- _EXERCISE DIRECTIONS_
Count how many lines of the material contain the string "structured", then give that number and nothing more.

= = = =

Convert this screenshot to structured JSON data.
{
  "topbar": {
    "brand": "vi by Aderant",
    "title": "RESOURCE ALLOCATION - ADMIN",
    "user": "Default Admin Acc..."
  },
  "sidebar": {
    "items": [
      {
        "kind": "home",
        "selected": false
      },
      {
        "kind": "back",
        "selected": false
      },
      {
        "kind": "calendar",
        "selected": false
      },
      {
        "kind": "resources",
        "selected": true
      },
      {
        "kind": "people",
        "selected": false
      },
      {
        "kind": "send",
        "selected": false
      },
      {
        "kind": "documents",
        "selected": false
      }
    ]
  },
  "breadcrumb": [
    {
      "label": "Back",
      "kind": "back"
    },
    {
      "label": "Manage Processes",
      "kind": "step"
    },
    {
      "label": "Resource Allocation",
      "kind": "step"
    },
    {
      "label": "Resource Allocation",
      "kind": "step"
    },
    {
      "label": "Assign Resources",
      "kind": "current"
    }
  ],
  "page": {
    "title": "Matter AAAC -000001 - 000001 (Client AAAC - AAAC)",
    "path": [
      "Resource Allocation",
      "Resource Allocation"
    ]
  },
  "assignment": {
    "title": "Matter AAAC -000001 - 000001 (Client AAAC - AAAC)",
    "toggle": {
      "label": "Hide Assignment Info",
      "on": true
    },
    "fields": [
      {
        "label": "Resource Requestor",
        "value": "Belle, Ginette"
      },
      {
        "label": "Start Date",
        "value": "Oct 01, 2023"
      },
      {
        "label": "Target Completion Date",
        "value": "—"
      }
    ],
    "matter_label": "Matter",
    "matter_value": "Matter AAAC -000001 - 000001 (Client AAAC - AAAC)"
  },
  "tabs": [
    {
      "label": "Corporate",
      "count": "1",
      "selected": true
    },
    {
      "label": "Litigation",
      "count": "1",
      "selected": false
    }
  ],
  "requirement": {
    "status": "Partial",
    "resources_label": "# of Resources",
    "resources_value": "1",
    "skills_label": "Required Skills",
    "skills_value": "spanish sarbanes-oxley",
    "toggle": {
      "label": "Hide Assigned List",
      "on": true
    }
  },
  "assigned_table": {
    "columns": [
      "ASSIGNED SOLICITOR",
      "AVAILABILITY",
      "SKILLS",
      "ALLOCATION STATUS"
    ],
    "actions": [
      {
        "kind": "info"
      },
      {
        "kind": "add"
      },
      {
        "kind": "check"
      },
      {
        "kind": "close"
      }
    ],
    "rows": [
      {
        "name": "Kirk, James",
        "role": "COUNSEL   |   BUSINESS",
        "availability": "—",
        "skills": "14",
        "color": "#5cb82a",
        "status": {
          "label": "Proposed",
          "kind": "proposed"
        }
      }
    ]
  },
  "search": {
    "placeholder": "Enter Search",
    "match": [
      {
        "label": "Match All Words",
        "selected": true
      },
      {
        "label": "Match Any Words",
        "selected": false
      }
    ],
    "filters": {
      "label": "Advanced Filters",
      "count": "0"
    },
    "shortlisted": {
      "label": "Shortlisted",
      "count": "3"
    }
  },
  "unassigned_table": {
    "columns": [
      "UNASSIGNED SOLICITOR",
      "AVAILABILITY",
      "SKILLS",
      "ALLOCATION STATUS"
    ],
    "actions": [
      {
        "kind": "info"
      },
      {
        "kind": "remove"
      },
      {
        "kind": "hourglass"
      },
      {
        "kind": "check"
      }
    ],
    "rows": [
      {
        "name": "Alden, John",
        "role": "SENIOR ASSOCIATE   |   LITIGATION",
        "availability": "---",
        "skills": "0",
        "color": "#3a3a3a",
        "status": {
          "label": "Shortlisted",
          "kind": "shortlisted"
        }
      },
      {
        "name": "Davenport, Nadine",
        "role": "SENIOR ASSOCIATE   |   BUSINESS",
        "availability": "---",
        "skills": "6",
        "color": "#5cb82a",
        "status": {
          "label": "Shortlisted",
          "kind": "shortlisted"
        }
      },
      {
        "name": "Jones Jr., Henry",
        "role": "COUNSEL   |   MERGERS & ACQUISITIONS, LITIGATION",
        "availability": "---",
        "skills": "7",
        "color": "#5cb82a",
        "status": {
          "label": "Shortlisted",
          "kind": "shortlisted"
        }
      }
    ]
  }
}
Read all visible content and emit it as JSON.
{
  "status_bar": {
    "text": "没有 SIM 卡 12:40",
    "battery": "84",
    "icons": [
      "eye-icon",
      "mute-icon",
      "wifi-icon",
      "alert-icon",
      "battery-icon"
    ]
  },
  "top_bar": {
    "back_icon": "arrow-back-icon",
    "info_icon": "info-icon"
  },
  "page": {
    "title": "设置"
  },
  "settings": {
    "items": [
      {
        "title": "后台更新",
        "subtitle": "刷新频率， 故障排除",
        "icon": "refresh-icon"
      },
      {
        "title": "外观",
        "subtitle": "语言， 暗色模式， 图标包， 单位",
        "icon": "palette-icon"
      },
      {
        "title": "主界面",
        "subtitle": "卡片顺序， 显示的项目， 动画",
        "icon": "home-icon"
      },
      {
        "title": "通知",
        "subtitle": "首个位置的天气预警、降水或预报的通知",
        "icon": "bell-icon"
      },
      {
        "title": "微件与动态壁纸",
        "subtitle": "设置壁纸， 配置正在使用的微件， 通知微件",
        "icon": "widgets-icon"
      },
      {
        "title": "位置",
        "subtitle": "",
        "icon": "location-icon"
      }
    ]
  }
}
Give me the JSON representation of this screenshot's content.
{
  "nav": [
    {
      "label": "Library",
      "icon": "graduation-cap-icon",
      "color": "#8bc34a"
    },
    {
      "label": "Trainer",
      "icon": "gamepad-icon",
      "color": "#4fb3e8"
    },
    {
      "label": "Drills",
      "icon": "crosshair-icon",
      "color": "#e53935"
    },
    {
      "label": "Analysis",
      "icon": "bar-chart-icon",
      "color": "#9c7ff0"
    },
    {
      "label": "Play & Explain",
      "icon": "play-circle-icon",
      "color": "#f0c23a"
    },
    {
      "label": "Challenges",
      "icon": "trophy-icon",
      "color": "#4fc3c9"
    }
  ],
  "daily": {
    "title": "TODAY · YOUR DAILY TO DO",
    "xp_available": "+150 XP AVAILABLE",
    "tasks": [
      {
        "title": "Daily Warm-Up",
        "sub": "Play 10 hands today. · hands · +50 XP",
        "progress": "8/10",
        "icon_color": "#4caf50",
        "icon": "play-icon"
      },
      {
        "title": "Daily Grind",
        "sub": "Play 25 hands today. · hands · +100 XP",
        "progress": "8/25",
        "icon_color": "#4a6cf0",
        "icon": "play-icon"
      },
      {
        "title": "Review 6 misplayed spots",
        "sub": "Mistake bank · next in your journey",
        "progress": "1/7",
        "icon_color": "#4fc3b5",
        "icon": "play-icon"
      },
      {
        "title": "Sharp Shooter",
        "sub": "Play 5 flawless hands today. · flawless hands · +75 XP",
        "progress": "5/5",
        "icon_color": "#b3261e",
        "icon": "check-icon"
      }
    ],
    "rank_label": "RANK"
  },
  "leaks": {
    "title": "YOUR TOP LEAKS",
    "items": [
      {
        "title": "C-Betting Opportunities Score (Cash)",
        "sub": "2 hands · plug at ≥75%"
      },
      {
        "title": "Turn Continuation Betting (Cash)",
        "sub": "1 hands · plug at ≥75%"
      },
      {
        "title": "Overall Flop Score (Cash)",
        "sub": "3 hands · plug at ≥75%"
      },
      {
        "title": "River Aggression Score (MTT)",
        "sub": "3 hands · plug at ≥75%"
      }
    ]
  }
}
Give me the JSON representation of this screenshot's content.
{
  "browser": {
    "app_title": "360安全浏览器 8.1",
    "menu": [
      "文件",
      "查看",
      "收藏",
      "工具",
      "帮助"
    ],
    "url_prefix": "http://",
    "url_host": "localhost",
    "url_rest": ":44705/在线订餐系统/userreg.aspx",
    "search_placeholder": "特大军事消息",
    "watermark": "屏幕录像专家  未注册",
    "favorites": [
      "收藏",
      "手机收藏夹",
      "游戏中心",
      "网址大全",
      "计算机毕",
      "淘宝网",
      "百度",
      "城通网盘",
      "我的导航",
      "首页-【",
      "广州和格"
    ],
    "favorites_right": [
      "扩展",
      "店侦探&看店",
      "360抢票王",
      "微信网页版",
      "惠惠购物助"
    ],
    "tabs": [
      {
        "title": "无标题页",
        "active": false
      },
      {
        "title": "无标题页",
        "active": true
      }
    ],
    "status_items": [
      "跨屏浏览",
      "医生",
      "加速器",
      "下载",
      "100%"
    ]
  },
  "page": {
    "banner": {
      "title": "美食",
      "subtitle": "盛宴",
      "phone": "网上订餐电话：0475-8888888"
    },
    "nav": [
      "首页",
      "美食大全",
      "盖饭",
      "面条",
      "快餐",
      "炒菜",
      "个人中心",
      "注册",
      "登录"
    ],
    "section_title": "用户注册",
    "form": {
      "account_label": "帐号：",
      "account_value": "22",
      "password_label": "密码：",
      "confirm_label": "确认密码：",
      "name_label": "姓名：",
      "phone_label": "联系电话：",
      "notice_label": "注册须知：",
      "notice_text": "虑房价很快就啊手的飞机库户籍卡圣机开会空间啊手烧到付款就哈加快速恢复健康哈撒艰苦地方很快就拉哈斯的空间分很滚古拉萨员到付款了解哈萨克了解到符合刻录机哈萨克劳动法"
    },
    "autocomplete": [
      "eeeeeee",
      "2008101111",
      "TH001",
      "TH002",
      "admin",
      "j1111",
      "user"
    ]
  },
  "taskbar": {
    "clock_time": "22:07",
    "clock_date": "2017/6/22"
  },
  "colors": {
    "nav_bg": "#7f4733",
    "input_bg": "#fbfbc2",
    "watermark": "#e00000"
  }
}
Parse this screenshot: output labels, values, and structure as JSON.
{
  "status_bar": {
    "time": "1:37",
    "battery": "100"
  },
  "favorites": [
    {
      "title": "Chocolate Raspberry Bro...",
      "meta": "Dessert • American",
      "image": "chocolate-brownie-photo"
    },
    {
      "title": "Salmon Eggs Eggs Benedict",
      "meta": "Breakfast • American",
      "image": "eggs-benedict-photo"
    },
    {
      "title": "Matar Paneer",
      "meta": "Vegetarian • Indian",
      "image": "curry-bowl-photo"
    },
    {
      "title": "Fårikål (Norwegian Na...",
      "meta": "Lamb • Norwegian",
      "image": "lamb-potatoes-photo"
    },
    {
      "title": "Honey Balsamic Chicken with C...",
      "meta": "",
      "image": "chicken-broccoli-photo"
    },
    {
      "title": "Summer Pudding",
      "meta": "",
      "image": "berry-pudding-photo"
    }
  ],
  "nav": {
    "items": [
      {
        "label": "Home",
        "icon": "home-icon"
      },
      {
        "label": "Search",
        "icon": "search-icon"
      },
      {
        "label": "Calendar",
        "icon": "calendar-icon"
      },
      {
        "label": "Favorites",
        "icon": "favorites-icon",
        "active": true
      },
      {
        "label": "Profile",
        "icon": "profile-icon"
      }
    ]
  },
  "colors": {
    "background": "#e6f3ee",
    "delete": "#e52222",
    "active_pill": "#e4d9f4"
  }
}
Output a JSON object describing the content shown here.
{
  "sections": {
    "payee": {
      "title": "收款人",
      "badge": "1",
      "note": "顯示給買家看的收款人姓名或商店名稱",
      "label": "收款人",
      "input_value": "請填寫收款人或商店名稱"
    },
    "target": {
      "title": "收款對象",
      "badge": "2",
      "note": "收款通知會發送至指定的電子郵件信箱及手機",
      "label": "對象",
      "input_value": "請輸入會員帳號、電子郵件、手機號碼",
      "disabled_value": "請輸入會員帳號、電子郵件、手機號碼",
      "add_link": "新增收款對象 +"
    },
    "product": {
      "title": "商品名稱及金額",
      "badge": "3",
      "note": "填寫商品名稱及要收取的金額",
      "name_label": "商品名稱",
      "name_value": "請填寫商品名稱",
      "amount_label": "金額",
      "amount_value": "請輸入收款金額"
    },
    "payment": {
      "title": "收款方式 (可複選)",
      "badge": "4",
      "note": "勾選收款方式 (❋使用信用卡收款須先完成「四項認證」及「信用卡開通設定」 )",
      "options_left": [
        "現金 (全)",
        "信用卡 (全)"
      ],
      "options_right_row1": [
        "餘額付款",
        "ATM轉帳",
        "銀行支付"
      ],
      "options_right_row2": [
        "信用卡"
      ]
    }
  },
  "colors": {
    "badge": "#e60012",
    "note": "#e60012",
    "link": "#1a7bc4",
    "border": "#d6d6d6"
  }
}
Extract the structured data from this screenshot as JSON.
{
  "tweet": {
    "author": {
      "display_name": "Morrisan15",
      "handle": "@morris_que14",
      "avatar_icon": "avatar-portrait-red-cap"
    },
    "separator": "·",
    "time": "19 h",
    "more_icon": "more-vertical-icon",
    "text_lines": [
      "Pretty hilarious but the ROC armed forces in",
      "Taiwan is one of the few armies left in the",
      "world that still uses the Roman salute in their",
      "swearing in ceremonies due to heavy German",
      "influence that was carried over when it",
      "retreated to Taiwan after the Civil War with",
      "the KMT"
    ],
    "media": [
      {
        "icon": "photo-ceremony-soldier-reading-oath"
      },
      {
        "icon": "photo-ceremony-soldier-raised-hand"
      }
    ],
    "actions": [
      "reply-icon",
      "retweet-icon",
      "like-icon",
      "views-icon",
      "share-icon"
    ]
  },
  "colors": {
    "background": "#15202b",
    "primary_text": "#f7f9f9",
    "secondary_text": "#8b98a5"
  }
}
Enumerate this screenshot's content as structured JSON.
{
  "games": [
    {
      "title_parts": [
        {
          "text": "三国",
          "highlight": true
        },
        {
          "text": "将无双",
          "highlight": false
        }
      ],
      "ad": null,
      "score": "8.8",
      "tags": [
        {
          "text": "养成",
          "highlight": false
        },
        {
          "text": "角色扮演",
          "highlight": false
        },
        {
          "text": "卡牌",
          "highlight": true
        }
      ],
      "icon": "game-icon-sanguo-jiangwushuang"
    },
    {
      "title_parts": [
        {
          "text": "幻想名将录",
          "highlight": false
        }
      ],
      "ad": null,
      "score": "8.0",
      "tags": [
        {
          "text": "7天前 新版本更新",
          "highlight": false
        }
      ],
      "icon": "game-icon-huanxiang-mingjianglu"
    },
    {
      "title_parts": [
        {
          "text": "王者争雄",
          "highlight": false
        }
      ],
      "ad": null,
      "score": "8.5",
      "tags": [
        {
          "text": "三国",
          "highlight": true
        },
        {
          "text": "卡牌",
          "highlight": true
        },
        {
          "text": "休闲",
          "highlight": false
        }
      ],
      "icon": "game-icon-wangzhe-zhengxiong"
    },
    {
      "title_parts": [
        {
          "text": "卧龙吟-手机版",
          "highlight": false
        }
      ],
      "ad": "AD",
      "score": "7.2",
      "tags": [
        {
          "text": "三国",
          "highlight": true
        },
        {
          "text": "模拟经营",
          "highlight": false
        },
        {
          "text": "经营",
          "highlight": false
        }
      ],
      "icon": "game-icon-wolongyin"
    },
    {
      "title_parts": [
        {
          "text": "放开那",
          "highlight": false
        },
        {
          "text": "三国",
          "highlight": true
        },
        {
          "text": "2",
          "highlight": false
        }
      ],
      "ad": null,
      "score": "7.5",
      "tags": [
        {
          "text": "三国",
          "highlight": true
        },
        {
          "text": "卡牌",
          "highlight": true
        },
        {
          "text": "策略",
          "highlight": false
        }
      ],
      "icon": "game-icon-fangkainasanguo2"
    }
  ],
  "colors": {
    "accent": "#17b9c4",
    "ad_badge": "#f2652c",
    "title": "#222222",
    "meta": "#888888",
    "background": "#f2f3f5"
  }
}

= = = =

- _RESULT_
3